══ EXTRACTED INFORMATION ══

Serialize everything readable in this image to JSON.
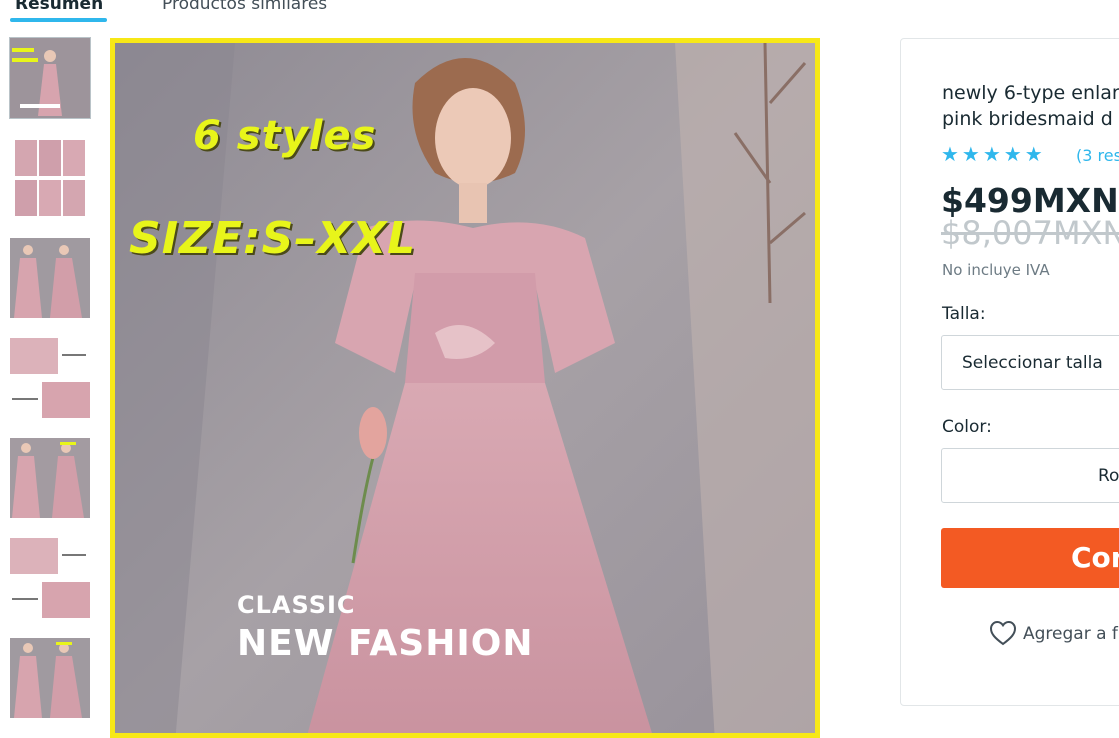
{
  "tabs": {
    "summary": "Resumen",
    "similar": "Productos similares"
  },
  "thumbnails": [
    {
      "name": "thumb-cover"
    },
    {
      "name": "thumb-grid"
    },
    {
      "name": "thumb-models"
    },
    {
      "name": "thumb-detail-a"
    },
    {
      "name": "thumb-styles"
    },
    {
      "name": "thumb-detail-b"
    },
    {
      "name": "thumb-full-length"
    }
  ],
  "image_overlay": {
    "styles": "6 styles",
    "size": "SIZE:S–XXL",
    "classic": "CLASSIC",
    "fashion": "NEW FASHION"
  },
  "product": {
    "title_line1": "newly 6-type enlar",
    "title_line2": "pink bridesmaid d",
    "rating": 4.5,
    "stars": "★★★★★",
    "reviews": "(3 res",
    "price": "$499MXN",
    "original_price": "$8,007MXN",
    "tax_note": "No incluye IVA",
    "size_label": "Talla:",
    "size_placeholder": "Seleccionar talla",
    "color_label": "Color:",
    "color_value": "Ro",
    "buy_label": "Con",
    "wishlist_label": "Agregar a f"
  },
  "colors": {
    "accent": "#2fb7ec",
    "buy_button": "#f35a23",
    "image_border": "#f7e817"
  }
}
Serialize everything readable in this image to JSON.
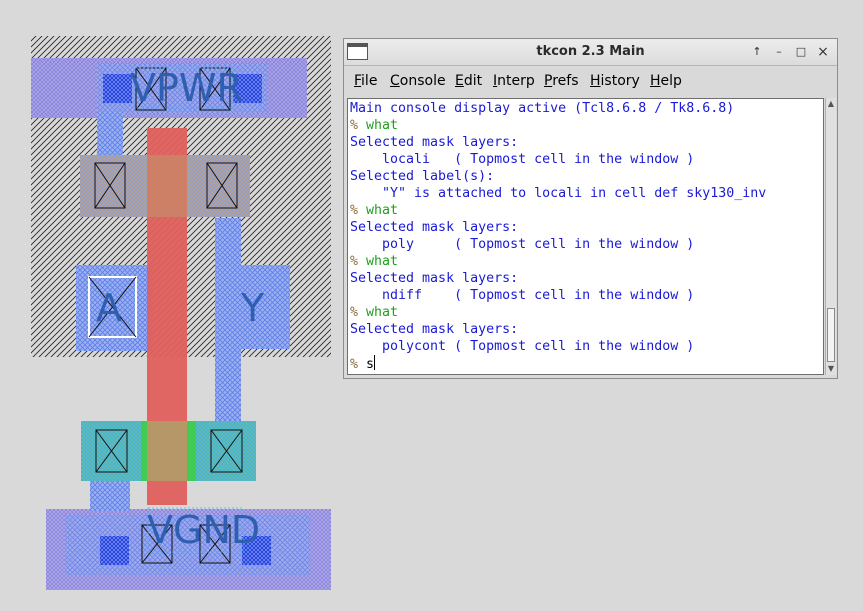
{
  "layout": {
    "labels": {
      "power": "VPWR",
      "ground": "VGND",
      "input": "A",
      "output": "Y"
    }
  },
  "window": {
    "title": "tkcon 2.3 Main",
    "buttons": [
      "↑",
      "–",
      "□",
      "×"
    ],
    "menu": [
      {
        "label": "File",
        "u": "F"
      },
      {
        "label": "Console",
        "u": "C"
      },
      {
        "label": "Edit",
        "u": "E"
      },
      {
        "label": "Interp",
        "u": "I"
      },
      {
        "label": "Prefs",
        "u": "P"
      },
      {
        "label": "History",
        "u": "H"
      },
      {
        "label": "Help",
        "u": "H"
      }
    ]
  },
  "console": {
    "lines": [
      {
        "type": "out",
        "text": "Main console display active (Tcl8.6.8 / Tk8.6.8)"
      },
      {
        "type": "cmd",
        "prompt": "% ",
        "text": "what"
      },
      {
        "type": "out",
        "text": "Selected mask layers:"
      },
      {
        "type": "out",
        "text": "    locali   ( Topmost cell in the window )"
      },
      {
        "type": "out",
        "text": "Selected label(s):"
      },
      {
        "type": "out",
        "text": "    \"Y\" is attached to locali in cell def sky130_inv"
      },
      {
        "type": "cmd",
        "prompt": "% ",
        "text": "what"
      },
      {
        "type": "out",
        "text": "Selected mask layers:"
      },
      {
        "type": "out",
        "text": "    poly     ( Topmost cell in the window )"
      },
      {
        "type": "cmd",
        "prompt": "% ",
        "text": "what"
      },
      {
        "type": "out",
        "text": "Selected mask layers:"
      },
      {
        "type": "out",
        "text": "    ndiff    ( Topmost cell in the window )"
      },
      {
        "type": "cmd",
        "prompt": "% ",
        "text": "what"
      },
      {
        "type": "out",
        "text": "Selected mask layers:"
      },
      {
        "type": "out",
        "text": "    polycont ( Topmost cell in the window )"
      },
      {
        "type": "input",
        "prompt": "% ",
        "text": "s"
      }
    ],
    "colors": {
      "output": "#1a1ad6",
      "command": "#1f9f1f",
      "prompt": "#8a6d3b"
    }
  }
}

═══

# WHAT YOU WILL DO
Every line of text is to be repeated exactly; pictures are left out.

# FULL ANSWER
Serialize everything readable in this image to JSON.
{
  "tabs": {
    "summary": "Resumen",
    "similar": "Productos similares"
  },
  "thumbnails": [
    {
      "name": "thumb-cover"
    },
    {
      "name": "thumb-grid"
    },
    {
      "name": "thumb-models"
    },
    {
      "name": "thumb-detail-a"
    },
    {
      "name": "thumb-styles"
    },
    {
      "name": "thumb-detail-b"
    },
    {
      "name": "thumb-full-length"
    }
  ],
  "image_overlay": {
    "styles": "6 styles",
    "size": "SIZE:S–XXL",
    "classic": "CLASSIC",
    "fashion": "NEW FASHION"
  },
  "product": {
    "title_line1": "newly 6-type enlar",
    "title_line2": "pink bridesmaid d",
    "rating": 4.5,
    "stars": "★★★★★",
    "reviews": "(3 res",
    "price": "$499MXN",
    "original_price": "$8,007MXN",
    "tax_note": "No incluye IVA",
    "size_label": "Talla:",
    "size_placeholder": "Seleccionar talla",
    "color_label": "Color:",
    "color_value": "Ro",
    "buy_label": "Con",
    "wishlist_label": "Agregar a f"
  },
  "colors": {
    "accent": "#2fb7ec",
    "buy_button": "#f35a23",
    "image_border": "#f7e817"
  }
}
Serialize everything readable in this image to JSON.
{
  "layout": {
    "labels": {
      "power": "VPWR",
      "ground": "VGND",
      "input": "A",
      "output": "Y"
    }
  },
  "window": {
    "title": "tkcon 2.3 Main",
    "buttons": [
      "↑",
      "–",
      "□",
      "×"
    ],
    "menu": [
      {
        "label": "File",
        "u": "F"
      },
      {
        "label": "Console",
        "u": "C"
      },
      {
        "label": "Edit",
        "u": "E"
      },
      {
        "label": "Interp",
        "u": "I"
      },
      {
        "label": "Prefs",
        "u": "P"
      },
      {
        "label": "History",
        "u": "H"
      },
      {
        "label": "Help",
        "u": "H"
      }
    ]
  },
  "console": {
    "lines": [
      {
        "type": "out",
        "text": "Main console display active (Tcl8.6.8 / Tk8.6.8)"
      },
      {
        "type": "cmd",
        "prompt": "% ",
        "text": "what"
      },
      {
        "type": "out",
        "text": "Selected mask layers:"
      },
      {
        "type": "out",
        "text": "    locali   ( Topmost cell in the window )"
      },
      {
        "type": "out",
        "text": "Selected label(s):"
      },
      {
        "type": "out",
        "text": "    \"Y\" is attached to locali in cell def sky130_inv"
      },
      {
        "type": "cmd",
        "prompt": "% ",
        "text": "what"
      },
      {
        "type": "out",
        "text": "Selected mask layers:"
      },
      {
        "type": "out",
        "text": "    poly     ( Topmost cell in the window )"
      },
      {
        "type": "cmd",
        "prompt": "% ",
        "text": "what"
      },
      {
        "type": "out",
        "text": "Selected mask layers:"
      },
      {
        "type": "out",
        "text": "    ndiff    ( Topmost cell in the window )"
      },
      {
        "type": "cmd",
        "prompt": "% ",
        "text": "what"
      },
      {
        "type": "out",
        "text": "Selected mask layers:"
      },
      {
        "type": "out",
        "text": "    polycont ( Topmost cell in the window )"
      },
      {
        "type": "input",
        "prompt": "% ",
        "text": "s"
      }
    ],
    "colors": {
      "output": "#1a1ad6",
      "command": "#1f9f1f",
      "prompt": "#8a6d3b"
    }
  }
}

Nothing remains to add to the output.